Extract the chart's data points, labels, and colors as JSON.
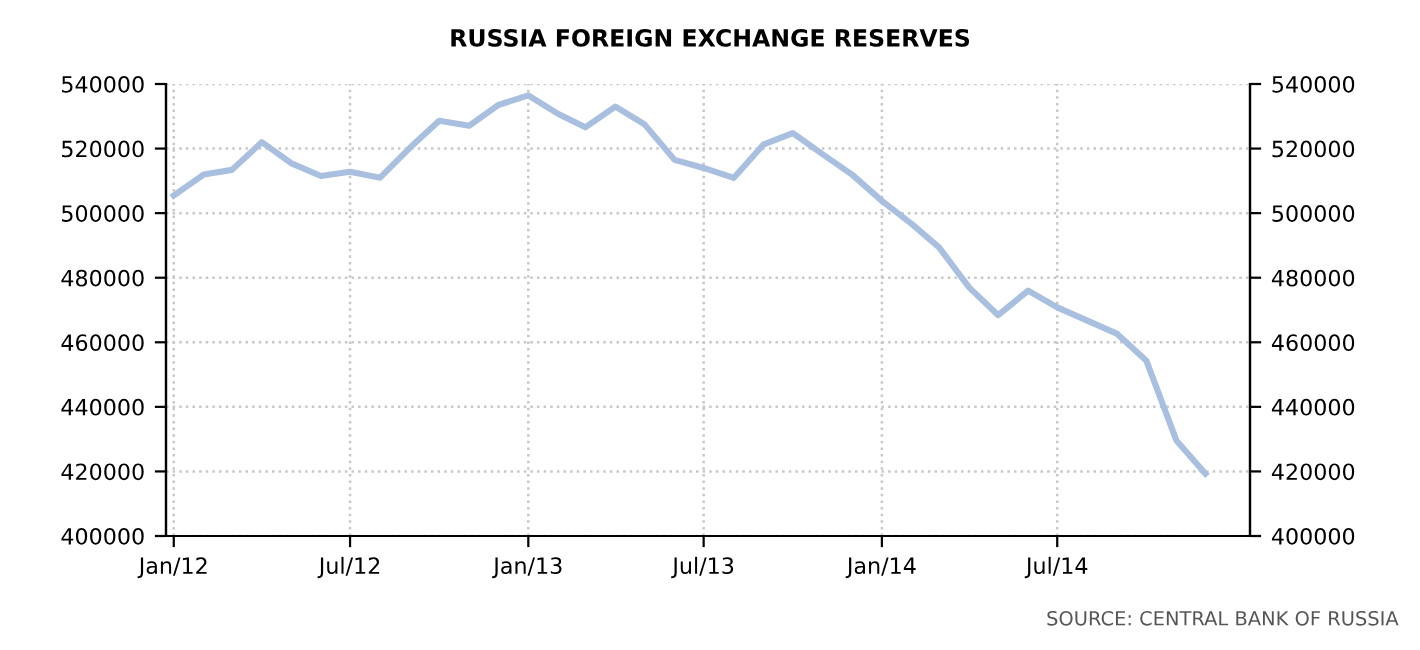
{
  "chart_data": {
    "type": "line",
    "title": "RUSSIA FOREIGN EXCHANGE RESERVES",
    "x": [
      "2012-01",
      "2012-02",
      "2012-03",
      "2012-04",
      "2012-05",
      "2012-06",
      "2012-07",
      "2012-08",
      "2012-09",
      "2012-10",
      "2012-11",
      "2012-12",
      "2013-01",
      "2013-02",
      "2013-03",
      "2013-04",
      "2013-05",
      "2013-06",
      "2013-07",
      "2013-08",
      "2013-09",
      "2013-10",
      "2013-11",
      "2013-12",
      "2014-01",
      "2014-02",
      "2014-03",
      "2014-04",
      "2014-05",
      "2014-06",
      "2014-07",
      "2014-08",
      "2014-09",
      "2014-10",
      "2014-11",
      "2014-12"
    ],
    "series": [
      {
        "color": "#a9bfdf",
        "values": [
          505500,
          512000,
          513400,
          522000,
          515500,
          511500,
          512800,
          511000,
          520300,
          528600,
          527100,
          533500,
          536500,
          530700,
          526600,
          533000,
          527500,
          516500,
          514000,
          510900,
          521300,
          524800,
          518200,
          512000,
          503800,
          496600,
          489400,
          477000,
          468400,
          476000,
          470800,
          466700,
          462600,
          454300,
          429600,
          419300
        ]
      }
    ],
    "xlim": [
      "2011-12-24",
      "2015-01-16"
    ],
    "xticks": [
      {
        "value": "2012-01-01",
        "label": "Jan/12"
      },
      {
        "value": "2012-07-01",
        "label": "Jul/12"
      },
      {
        "value": "2013-01-01",
        "label": "Jan/13"
      },
      {
        "value": "2013-07-01",
        "label": "Jul/13"
      },
      {
        "value": "2014-01-01",
        "label": "Jan/14"
      },
      {
        "value": "2014-07-01",
        "label": "Jul/14"
      }
    ],
    "ylim": [
      400000,
      540000
    ],
    "yticks": [
      400000,
      420000,
      440000,
      460000,
      480000,
      500000,
      520000,
      540000
    ],
    "y2lim": [
      400000,
      540000
    ],
    "y2ticks": [
      400000,
      420000,
      440000,
      460000,
      480000,
      500000,
      520000,
      540000
    ],
    "grid": true,
    "annotations": [
      "SOURCE: CENTRAL BANK OF RUSSIA"
    ]
  }
}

◆ ◆ ◆ ◆ ◆

Problem statement:
Without the images, write out each line of the data verbatim.

Task response:
Extract the chart's data points, labels, and colors as JSON.
{
  "chart_data": {
    "type": "line",
    "title": "RUSSIA FOREIGN EXCHANGE RESERVES",
    "x": [
      "2012-01",
      "2012-02",
      "2012-03",
      "2012-04",
      "2012-05",
      "2012-06",
      "2012-07",
      "2012-08",
      "2012-09",
      "2012-10",
      "2012-11",
      "2012-12",
      "2013-01",
      "2013-02",
      "2013-03",
      "2013-04",
      "2013-05",
      "2013-06",
      "2013-07",
      "2013-08",
      "2013-09",
      "2013-10",
      "2013-11",
      "2013-12",
      "2014-01",
      "2014-02",
      "2014-03",
      "2014-04",
      "2014-05",
      "2014-06",
      "2014-07",
      "2014-08",
      "2014-09",
      "2014-10",
      "2014-11",
      "2014-12"
    ],
    "series": [
      {
        "color": "#a9bfdf",
        "values": [
          505500,
          512000,
          513400,
          522000,
          515500,
          511500,
          512800,
          511000,
          520300,
          528600,
          527100,
          533500,
          536500,
          530700,
          526600,
          533000,
          527500,
          516500,
          514000,
          510900,
          521300,
          524800,
          518200,
          512000,
          503800,
          496600,
          489400,
          477000,
          468400,
          476000,
          470800,
          466700,
          462600,
          454300,
          429600,
          419300
        ]
      }
    ],
    "xlim": [
      "2011-12-24",
      "2015-01-16"
    ],
    "xticks": [
      {
        "value": "2012-01-01",
        "label": "Jan/12"
      },
      {
        "value": "2012-07-01",
        "label": "Jul/12"
      },
      {
        "value": "2013-01-01",
        "label": "Jan/13"
      },
      {
        "value": "2013-07-01",
        "label": "Jul/13"
      },
      {
        "value": "2014-01-01",
        "label": "Jan/14"
      },
      {
        "value": "2014-07-01",
        "label": "Jul/14"
      }
    ],
    "ylim": [
      400000,
      540000
    ],
    "yticks": [
      400000,
      420000,
      440000,
      460000,
      480000,
      500000,
      520000,
      540000
    ],
    "y2lim": [
      400000,
      540000
    ],
    "y2ticks": [
      400000,
      420000,
      440000,
      460000,
      480000,
      500000,
      520000,
      540000
    ],
    "grid": true,
    "annotations": [
      "SOURCE: CENTRAL BANK OF RUSSIA"
    ]
  }
}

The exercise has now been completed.